The exercise: Locate the string "Interdiction" throughout the material and copy every line in which it occurs.

Supplied material:
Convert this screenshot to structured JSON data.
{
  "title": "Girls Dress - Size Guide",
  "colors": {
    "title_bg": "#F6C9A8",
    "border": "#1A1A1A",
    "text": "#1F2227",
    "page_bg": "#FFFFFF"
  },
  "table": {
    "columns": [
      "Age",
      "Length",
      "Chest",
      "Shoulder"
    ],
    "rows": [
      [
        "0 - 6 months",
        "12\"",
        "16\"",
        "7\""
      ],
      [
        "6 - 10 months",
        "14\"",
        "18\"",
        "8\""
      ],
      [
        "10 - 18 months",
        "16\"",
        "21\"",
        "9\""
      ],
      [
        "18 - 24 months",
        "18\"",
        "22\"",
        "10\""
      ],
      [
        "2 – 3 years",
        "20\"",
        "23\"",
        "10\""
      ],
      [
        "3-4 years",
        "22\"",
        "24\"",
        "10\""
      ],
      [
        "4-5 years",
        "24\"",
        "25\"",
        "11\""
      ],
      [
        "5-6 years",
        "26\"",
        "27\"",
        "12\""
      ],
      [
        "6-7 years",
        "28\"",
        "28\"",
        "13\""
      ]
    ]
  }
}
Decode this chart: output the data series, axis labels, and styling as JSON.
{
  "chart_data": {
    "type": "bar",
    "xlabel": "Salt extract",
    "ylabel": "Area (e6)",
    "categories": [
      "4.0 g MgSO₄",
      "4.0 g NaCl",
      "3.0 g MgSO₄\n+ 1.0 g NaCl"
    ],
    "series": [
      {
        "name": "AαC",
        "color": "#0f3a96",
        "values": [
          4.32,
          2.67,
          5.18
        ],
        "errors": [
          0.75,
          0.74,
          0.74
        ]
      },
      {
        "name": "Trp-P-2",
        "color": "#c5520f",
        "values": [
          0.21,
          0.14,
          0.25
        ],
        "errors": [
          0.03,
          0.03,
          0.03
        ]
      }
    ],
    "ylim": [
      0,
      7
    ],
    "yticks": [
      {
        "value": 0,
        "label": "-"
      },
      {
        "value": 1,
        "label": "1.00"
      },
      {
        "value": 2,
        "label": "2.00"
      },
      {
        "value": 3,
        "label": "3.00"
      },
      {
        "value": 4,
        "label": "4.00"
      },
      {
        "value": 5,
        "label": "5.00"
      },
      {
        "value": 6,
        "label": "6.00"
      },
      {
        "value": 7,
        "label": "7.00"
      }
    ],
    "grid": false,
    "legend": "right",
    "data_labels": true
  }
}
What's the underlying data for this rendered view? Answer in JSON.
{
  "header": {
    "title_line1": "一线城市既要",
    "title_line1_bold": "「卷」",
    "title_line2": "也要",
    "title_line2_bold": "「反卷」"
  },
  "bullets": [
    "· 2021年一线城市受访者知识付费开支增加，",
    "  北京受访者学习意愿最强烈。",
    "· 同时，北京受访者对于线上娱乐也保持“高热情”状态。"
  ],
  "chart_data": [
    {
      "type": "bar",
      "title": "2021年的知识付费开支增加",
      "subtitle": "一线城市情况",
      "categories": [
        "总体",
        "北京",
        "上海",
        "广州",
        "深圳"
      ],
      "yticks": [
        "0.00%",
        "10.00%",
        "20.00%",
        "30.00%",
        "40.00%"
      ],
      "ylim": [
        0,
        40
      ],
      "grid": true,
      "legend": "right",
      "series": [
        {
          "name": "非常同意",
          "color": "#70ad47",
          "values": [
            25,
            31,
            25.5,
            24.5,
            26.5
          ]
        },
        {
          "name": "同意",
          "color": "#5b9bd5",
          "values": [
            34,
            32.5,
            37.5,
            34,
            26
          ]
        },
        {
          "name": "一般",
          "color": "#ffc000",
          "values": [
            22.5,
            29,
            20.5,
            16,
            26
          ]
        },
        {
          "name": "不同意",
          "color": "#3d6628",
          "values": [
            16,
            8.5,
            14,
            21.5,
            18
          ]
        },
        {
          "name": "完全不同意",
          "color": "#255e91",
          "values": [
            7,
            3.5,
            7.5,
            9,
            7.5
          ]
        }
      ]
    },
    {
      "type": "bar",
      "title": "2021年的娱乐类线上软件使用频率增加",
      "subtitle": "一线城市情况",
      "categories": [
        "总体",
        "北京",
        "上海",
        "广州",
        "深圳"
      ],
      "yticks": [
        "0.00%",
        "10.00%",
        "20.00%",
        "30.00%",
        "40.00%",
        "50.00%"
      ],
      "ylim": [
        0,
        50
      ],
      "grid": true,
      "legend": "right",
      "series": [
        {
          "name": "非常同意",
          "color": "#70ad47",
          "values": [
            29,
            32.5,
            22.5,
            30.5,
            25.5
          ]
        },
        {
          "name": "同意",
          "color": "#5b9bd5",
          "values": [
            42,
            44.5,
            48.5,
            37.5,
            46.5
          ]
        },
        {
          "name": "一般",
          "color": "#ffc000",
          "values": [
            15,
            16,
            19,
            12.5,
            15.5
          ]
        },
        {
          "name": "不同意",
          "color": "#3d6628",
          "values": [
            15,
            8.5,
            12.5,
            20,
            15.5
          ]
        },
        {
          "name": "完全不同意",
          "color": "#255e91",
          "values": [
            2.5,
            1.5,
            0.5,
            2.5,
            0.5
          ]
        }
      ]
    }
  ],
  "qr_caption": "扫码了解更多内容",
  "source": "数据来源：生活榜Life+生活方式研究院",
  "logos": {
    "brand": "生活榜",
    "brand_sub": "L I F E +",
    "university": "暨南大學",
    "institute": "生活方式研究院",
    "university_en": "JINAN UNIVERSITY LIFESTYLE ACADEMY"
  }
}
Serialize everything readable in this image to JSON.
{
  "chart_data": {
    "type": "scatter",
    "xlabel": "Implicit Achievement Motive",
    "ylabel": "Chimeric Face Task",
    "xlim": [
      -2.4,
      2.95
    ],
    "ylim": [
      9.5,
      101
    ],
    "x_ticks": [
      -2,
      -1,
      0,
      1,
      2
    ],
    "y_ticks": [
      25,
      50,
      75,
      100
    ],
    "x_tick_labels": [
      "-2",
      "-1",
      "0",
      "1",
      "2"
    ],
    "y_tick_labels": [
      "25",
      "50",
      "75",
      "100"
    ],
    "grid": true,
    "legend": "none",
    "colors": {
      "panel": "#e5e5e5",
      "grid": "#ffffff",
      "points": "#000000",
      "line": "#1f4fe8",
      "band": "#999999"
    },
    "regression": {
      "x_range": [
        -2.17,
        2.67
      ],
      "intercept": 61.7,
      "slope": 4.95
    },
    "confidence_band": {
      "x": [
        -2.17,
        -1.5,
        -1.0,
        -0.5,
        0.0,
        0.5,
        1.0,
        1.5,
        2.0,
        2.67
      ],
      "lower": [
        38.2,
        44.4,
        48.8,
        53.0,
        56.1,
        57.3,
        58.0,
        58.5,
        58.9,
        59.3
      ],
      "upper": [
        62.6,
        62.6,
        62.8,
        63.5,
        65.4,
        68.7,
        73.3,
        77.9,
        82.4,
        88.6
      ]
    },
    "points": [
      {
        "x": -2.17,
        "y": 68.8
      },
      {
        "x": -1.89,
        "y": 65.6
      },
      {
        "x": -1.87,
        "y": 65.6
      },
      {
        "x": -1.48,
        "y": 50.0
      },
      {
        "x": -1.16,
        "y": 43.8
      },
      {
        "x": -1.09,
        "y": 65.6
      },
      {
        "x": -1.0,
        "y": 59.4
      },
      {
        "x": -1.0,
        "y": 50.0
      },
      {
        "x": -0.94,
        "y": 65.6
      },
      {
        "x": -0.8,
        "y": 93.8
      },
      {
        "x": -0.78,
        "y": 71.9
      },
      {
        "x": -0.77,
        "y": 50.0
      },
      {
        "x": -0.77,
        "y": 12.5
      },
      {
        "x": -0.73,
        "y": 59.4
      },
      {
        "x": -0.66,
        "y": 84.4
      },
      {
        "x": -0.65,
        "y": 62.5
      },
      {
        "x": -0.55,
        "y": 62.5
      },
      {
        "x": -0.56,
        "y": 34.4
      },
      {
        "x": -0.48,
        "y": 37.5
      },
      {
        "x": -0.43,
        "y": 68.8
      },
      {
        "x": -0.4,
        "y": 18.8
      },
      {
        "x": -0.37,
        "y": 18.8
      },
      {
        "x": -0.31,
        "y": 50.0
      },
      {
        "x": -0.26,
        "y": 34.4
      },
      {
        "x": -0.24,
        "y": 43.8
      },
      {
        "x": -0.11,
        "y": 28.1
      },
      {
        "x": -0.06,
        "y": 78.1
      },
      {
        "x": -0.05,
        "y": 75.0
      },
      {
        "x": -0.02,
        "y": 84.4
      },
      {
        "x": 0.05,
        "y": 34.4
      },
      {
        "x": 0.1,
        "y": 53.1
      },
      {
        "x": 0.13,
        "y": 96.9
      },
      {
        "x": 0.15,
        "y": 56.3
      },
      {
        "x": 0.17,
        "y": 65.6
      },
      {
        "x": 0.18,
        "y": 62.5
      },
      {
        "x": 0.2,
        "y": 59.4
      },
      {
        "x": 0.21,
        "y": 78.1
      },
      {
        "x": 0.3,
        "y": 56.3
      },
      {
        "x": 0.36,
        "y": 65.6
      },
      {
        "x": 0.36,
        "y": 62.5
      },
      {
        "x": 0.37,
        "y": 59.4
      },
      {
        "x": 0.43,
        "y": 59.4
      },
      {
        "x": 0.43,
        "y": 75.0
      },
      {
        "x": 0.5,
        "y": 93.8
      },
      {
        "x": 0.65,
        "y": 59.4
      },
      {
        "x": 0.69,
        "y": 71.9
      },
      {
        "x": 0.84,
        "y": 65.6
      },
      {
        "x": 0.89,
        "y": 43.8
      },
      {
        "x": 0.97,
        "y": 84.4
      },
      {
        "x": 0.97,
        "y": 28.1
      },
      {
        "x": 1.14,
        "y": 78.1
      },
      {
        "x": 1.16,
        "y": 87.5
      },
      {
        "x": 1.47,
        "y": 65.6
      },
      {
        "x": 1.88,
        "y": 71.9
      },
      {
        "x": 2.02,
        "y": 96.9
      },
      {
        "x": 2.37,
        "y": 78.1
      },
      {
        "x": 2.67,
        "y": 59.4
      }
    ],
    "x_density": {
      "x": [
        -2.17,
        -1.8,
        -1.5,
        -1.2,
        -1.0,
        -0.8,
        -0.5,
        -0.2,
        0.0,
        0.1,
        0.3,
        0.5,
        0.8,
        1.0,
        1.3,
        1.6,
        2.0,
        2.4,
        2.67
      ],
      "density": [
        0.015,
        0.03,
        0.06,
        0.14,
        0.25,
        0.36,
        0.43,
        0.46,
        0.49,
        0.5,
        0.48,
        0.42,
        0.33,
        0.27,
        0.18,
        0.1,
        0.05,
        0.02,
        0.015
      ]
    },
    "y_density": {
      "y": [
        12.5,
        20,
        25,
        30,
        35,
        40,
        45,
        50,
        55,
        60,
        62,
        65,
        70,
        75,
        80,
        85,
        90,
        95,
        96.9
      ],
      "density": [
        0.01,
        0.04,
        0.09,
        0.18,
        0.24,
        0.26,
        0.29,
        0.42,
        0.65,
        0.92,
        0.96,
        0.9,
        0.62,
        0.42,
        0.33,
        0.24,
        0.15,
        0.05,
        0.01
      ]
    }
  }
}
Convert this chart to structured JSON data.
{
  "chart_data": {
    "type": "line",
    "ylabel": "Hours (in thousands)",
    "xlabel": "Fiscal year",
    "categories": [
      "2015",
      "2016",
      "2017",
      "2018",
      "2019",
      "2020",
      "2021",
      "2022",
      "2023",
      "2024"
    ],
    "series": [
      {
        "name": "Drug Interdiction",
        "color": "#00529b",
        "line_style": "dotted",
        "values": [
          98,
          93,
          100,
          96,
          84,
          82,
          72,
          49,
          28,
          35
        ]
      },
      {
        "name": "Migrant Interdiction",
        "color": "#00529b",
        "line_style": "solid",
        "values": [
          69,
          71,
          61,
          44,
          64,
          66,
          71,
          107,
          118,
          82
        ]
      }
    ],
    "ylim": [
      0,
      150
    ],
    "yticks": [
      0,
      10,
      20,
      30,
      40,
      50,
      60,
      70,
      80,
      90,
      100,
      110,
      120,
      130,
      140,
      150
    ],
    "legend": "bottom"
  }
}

Full solution:
        "name": "Drug Interdiction",
        "name": "Migrant Interdiction",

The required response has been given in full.